## Recorded data
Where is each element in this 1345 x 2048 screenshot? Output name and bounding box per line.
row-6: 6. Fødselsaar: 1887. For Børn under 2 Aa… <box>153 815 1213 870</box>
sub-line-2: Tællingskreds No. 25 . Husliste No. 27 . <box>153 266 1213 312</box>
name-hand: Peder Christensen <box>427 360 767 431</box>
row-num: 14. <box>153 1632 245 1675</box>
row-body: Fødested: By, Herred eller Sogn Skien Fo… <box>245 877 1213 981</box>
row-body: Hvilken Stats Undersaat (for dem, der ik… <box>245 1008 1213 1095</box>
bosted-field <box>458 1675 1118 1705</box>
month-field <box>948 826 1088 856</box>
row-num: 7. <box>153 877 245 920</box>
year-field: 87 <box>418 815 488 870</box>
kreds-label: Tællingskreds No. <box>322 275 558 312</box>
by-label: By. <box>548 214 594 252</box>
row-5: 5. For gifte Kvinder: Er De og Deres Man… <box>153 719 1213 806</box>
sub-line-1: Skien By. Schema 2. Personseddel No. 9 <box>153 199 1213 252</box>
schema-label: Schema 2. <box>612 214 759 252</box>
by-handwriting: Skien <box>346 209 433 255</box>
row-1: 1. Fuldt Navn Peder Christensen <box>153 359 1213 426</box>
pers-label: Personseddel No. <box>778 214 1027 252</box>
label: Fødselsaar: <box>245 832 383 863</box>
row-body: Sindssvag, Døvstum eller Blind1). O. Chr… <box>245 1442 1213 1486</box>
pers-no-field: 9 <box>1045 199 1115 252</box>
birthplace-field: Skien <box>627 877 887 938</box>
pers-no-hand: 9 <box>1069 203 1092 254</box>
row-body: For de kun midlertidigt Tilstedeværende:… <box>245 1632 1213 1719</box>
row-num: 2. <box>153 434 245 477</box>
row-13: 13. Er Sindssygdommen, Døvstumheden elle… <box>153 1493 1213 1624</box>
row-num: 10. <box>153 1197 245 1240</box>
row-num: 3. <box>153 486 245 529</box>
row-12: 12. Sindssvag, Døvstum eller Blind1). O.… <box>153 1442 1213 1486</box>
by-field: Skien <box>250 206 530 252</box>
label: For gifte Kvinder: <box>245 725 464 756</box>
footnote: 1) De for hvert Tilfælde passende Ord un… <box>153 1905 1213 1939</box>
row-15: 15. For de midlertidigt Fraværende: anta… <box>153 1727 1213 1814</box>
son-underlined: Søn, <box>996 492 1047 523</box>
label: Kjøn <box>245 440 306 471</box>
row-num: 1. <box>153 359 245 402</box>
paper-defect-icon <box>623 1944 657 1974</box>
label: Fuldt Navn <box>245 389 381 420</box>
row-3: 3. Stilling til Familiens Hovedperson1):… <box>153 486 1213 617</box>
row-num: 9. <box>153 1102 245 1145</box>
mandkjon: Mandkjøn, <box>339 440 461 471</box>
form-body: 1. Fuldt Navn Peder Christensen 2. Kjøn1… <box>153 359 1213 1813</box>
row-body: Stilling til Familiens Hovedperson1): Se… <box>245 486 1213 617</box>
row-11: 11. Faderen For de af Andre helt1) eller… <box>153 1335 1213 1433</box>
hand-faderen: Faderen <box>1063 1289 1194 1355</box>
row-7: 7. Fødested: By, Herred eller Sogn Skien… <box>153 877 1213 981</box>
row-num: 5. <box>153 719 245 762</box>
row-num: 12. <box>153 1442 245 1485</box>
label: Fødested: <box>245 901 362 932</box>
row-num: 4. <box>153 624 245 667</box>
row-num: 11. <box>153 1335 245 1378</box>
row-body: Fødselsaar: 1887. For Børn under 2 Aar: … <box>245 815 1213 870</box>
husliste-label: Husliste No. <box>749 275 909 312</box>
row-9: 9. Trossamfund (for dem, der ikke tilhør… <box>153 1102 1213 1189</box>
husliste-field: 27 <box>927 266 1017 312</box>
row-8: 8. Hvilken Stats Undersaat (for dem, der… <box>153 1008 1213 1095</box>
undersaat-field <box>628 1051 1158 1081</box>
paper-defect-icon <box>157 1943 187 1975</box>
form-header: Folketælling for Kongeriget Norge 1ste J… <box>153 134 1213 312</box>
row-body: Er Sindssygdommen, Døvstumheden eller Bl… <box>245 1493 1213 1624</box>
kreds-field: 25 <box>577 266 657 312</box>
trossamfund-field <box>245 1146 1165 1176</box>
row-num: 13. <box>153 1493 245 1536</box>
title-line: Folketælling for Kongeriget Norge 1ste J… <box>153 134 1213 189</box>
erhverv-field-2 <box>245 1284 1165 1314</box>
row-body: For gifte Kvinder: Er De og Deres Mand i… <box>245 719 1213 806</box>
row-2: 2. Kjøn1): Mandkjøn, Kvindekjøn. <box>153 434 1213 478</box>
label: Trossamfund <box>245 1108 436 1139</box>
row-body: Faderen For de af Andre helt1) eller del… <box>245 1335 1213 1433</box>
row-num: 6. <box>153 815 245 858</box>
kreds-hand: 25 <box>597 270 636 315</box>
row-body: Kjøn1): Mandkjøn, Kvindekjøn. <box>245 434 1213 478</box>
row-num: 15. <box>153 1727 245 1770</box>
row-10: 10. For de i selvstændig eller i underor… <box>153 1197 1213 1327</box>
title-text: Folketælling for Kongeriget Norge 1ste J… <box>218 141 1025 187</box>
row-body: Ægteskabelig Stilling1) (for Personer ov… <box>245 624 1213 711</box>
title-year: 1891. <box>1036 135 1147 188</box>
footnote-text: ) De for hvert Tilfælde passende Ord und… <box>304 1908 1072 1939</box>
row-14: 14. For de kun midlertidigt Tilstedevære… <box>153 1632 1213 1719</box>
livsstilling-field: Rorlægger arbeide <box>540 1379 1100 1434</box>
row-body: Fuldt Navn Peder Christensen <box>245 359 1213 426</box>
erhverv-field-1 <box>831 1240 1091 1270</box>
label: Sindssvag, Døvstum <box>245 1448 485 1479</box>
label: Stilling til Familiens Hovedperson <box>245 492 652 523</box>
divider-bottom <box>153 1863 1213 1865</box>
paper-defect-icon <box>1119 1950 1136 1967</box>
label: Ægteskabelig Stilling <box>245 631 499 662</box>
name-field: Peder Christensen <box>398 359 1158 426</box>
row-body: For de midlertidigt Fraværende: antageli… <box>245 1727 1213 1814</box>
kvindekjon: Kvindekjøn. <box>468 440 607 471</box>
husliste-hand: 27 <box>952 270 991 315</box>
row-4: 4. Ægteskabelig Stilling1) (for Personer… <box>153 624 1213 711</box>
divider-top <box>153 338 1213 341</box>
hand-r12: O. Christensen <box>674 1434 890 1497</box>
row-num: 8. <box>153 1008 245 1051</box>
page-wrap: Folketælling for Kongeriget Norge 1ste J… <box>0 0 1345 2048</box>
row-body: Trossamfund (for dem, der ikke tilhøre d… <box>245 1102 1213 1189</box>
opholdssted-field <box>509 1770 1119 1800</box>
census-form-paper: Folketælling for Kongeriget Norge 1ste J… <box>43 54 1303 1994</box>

## Request
Arrange every line from the start of the records through the line holding "year-field: 87 <box>418 815 488 870</box>", inclusive, as a Markdown table with the columns Number and Entry, skipping any blank lines.

## Written response
| Number | Entry |
|---|---|
| 1 | Where is each element in this 1345 x 2048 screenshot? Output name and bounding box per line. |
| 2 | row-6: 6. Fødselsaar: 1887. For Børn under 2 Aa… <box>153 815 1213 870</box> |
| 3 | sub-line-2: Tællingskreds No. 25 . Husliste No. 27 . <box>153 266 1213 312</box> |
| 4 | name-hand: Peder Christensen <box>427 360 767 431</box> |
| 5 | row-num: 14. <box>153 1632 245 1675</box> |
| 6 | row-body: Fødested: By, Herred eller Sogn Skien Fo… <box>245 877 1213 981</box> |
| 7 | row-body: Hvilken Stats Undersaat (for dem, der ik… <box>245 1008 1213 1095</box> |
| 8 | bosted-field <box>458 1675 1118 1705</box> |
| 9 | month-field <box>948 826 1088 856</box> |
| 10 | row-num: 7. <box>153 877 245 920</box> |
| 11 | year-field: 87 <box>418 815 488 870</box> |